_WHAT YOU NEED TO DO_
Show every line below where "yang" can be found.

(Stored items from a collection)
○ ○ ○ ○ ○

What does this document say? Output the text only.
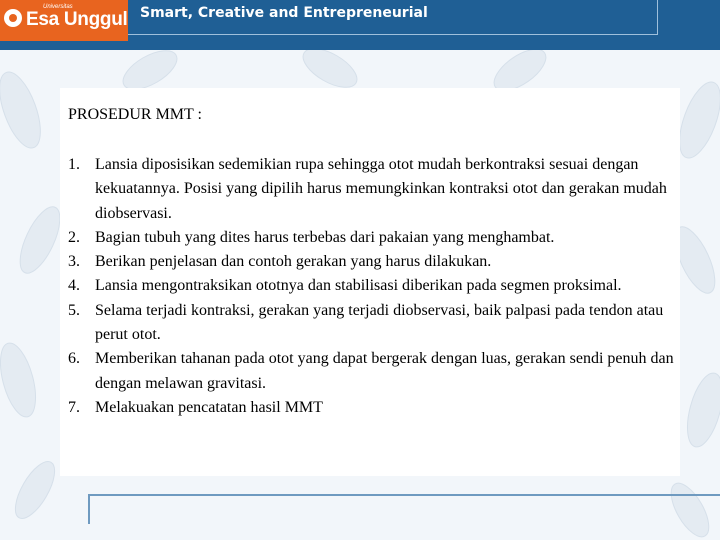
Universitas
Esa Unggul Smart, Creative and Entrepreneurial
PROSEDUR MMT :
1. Lansia diposisikan sedemikian rupa sehingga otot mudah berkontraksi sesuai dengan kekuatannya. Posisi yang dipilih harus memungkinkan kontraksi otot dan gerakan mudah diobservasi.
2. Bagian tubuh yang dites harus terbebas dari pakaian yang menghambat.
3. Berikan penjelasan dan contoh gerakan yang harus dilakukan.
4. Lansia mengontraksikan ototnya dan stabilisasi diberikan pada segmen proksimal.
5. Selama terjadi kontraksi, gerakan yang terjadi diobservasi, baik palpasi pada tendon atau perut otot.
6. Memberikan tahanan pada otot yang dapat bergerak dengan luas, gerakan sendi penuh dan dengan melawan gravitasi.
7. Melakuakan pencatatan hasil MMT
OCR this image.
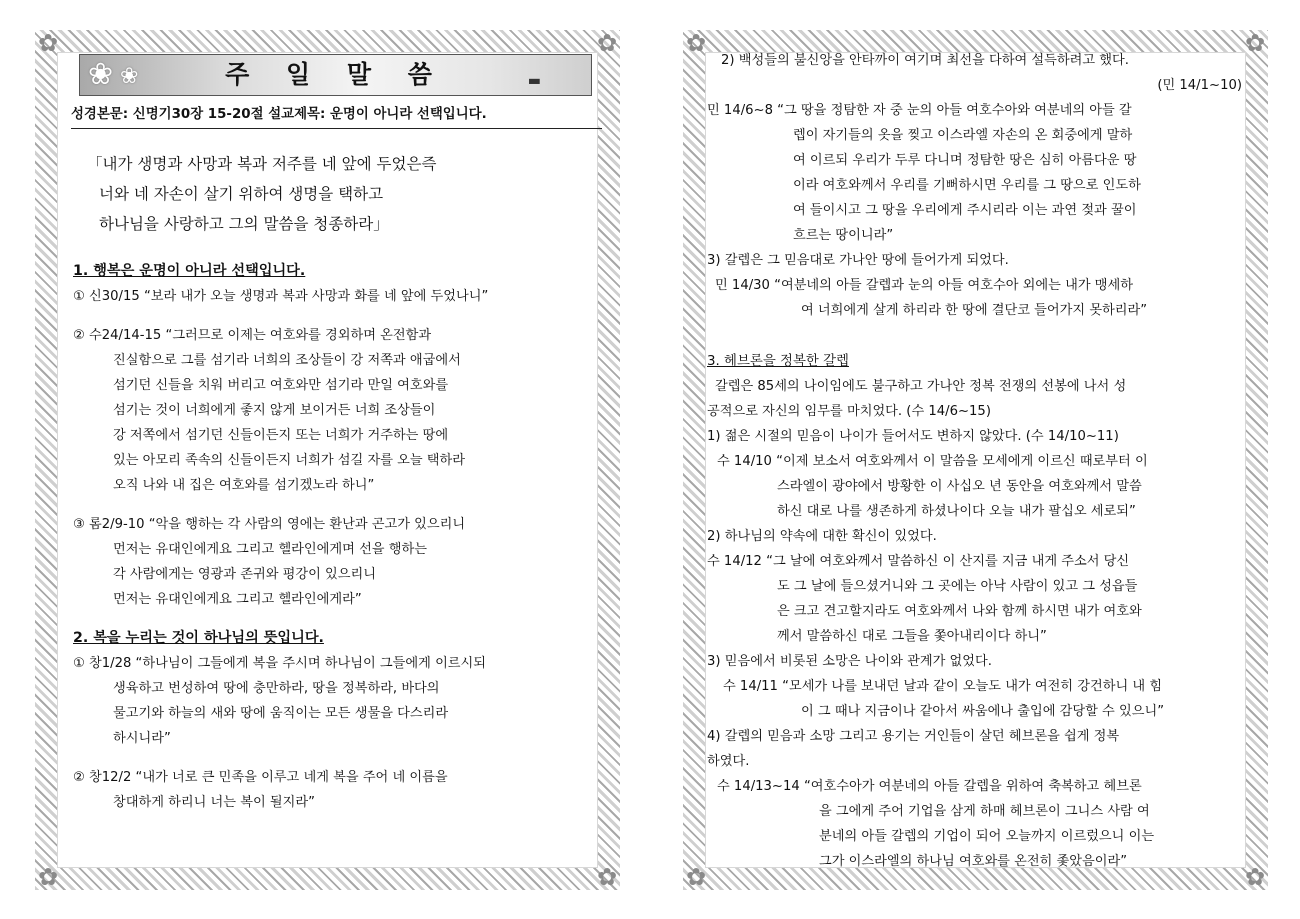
✿	✿
✿	✿
❀ ❀	주 일 말 씀	▬
성경본문: 신명기30장 15-20절 설교제목: 운명이 아니라 선택입니다.
「내가 생명과 사망과 복과 저주를 네 앞에 두었은즉
너와 네 자손이 살기 위하여 생명을 택하고
하나님을 사랑하고 그의 말씀을 청종하라」
1. 행복은 운명이 아니라 선택입니다.
① 신30/15 “보라 내가 오늘 생명과 복과 사망과 화를 네 앞에 두었나니”
② 수24/14-15 “그러므로 이제는 여호와를 경외하며 온전함과
진실함으로 그를 섬기라 너희의 조상들이 강 저쪽과 애굽에서
섬기던 신들을 치워 버리고 여호와만 섬기라 만일 여호와를
섬기는 것이 너희에게 좋지 않게 보이거든 너희 조상들이
강 저쪽에서 섬기던 신들이든지 또는 너희가 거주하는 땅에
있는 아모리 족속의 신들이든지 너희가 섬길 자를 오늘 택하라
오직 나와 내 집은 여호와를 섬기겠노라 하니”
③ 롬2/9-10 “악을 행하는 각 사람의 영에는 환난과 곤고가 있으리니
먼저는 유대인에게요 그리고 헬라인에게며 선을 행하는
각 사람에게는 영광과 존귀와 평강이 있으리니
먼저는 유대인에게요 그리고 헬라인에게라”
2. 복을 누리는 것이 하나님의 뜻입니다.
① 창1/28 “하나님이 그들에게 복을 주시며 하나님이 그들에게 이르시되
생육하고 번성하여 땅에 충만하라, 땅을 정복하라, 바다의
물고기와 하늘의 새와 땅에 움직이는 모든 생물을 다스리라
하시니라”
② 창12/2 “내가 너로 큰 민족을 이루고 네게 복을 주어 네 이름을
창대하게 하리니 너는 복이 될지라”
✿	✿
✿	✿
2) 백성들의 불신앙을 안타까이 여기며 최선을 다하여 설득하려고 했다.
(민 14/1~10)
민 14/6~8 “그 땅을 정탐한 자 중 눈의 아들 여호수아와 여분네의 아들 갈
렙이 자기들의 옷을 찢고 이스라엘 자손의 온 회중에게 말하
여 이르되 우리가 두루 다니며 정탐한 땅은 심히 아름다운 땅
이라 여호와께서 우리를 기뻐하시면 우리를 그 땅으로 인도하
여 들이시고 그 땅을 우리에게 주시리라 이는 과연 젖과 꿀이
흐르는 땅이니라”
3) 갈렙은 그 믿음대로 가나안 땅에 들어가게 되었다.
민 14/30 “여분네의 아들 갈렙과 눈의 아들 여호수아 외에는 내가 맹세하
여 너희에게 살게 하리라 한 땅에 결단코 들어가지 못하리라”
3. 헤브론을 정복한 갈렙
갈렙은 85세의 나이임에도 불구하고 가나안 정복 전쟁의 선봉에 나서 성
공적으로 자신의 임무를 마치었다. (수 14/6~15)
1) 젊은 시절의 믿음이 나이가 들어서도 변하지 않았다. (수 14/10~11)
수 14/10 “이제 보소서 여호와께서 이 말씀을 모세에게 이르신 때로부터 이
스라엘이 광야에서 방황한 이 사십오 년 동안을 여호와께서 말씀
하신 대로 나를 생존하게 하셨나이다 오늘 내가 팔십오 세로되”
2) 하나님의 약속에 대한 확신이 있었다.
수 14/12 “그 날에 여호와께서 말씀하신 이 산지를 지금 내게 주소서 당신
도 그 날에 들으셨거니와 그 곳에는 아낙 사람이 있고 그 성읍들
은 크고 견고할지라도 여호와께서 나와 함께 하시면 내가 여호와
께서 말씀하신 대로 그들을 쫓아내리이다 하니”
3) 믿음에서 비롯된 소망은 나이와 관계가 없었다.
수 14/11 “모세가 나를 보내던 날과 같이 오늘도 내가 여전히 강건하니 내 힘
이 그 때나 지금이나 같아서 싸움에나 출입에 감당할 수 있으니”
4) 갈렙의 믿음과 소망 그리고 용기는 거인들이 살던 헤브론을 쉽게 정복
하였다.
수 14/13~14 “여호수아가 여분네의 아들 갈렙을 위하여 축복하고 헤브론
을 그에게 주어 기업을 삼게 하매 헤브론이 그니스 사람 여
분네의 아들 갈렙의 기업이 되어 오늘까지 이르렀으니 이는
그가 이스라엘의 하나님 여호와를 온전히 좇았음이라”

○ ○ ○ ○ ○

_TASK SOLUTION_
1. Lansia diposisikan sedemikian rupa sehingga otot mudah berkontraksi sesuai dengan kekuatannya. Posisi yang dipilih harus memungkinkan kontraksi otot dan gerakan mudah diobservasi.
2. Bagian tubuh yang dites harus terbebas dari pakaian yang menghambat.
3. Berikan penjelasan dan contoh gerakan yang harus dilakukan.
5. Selama terjadi kontraksi, gerakan yang terjadi diobservasi, baik palpasi pada tendon atau perut otot.
6. Memberikan tahanan pada otot yang dapat bergerak dengan luas, gerakan sendi penuh dan dengan melawan gravitasi.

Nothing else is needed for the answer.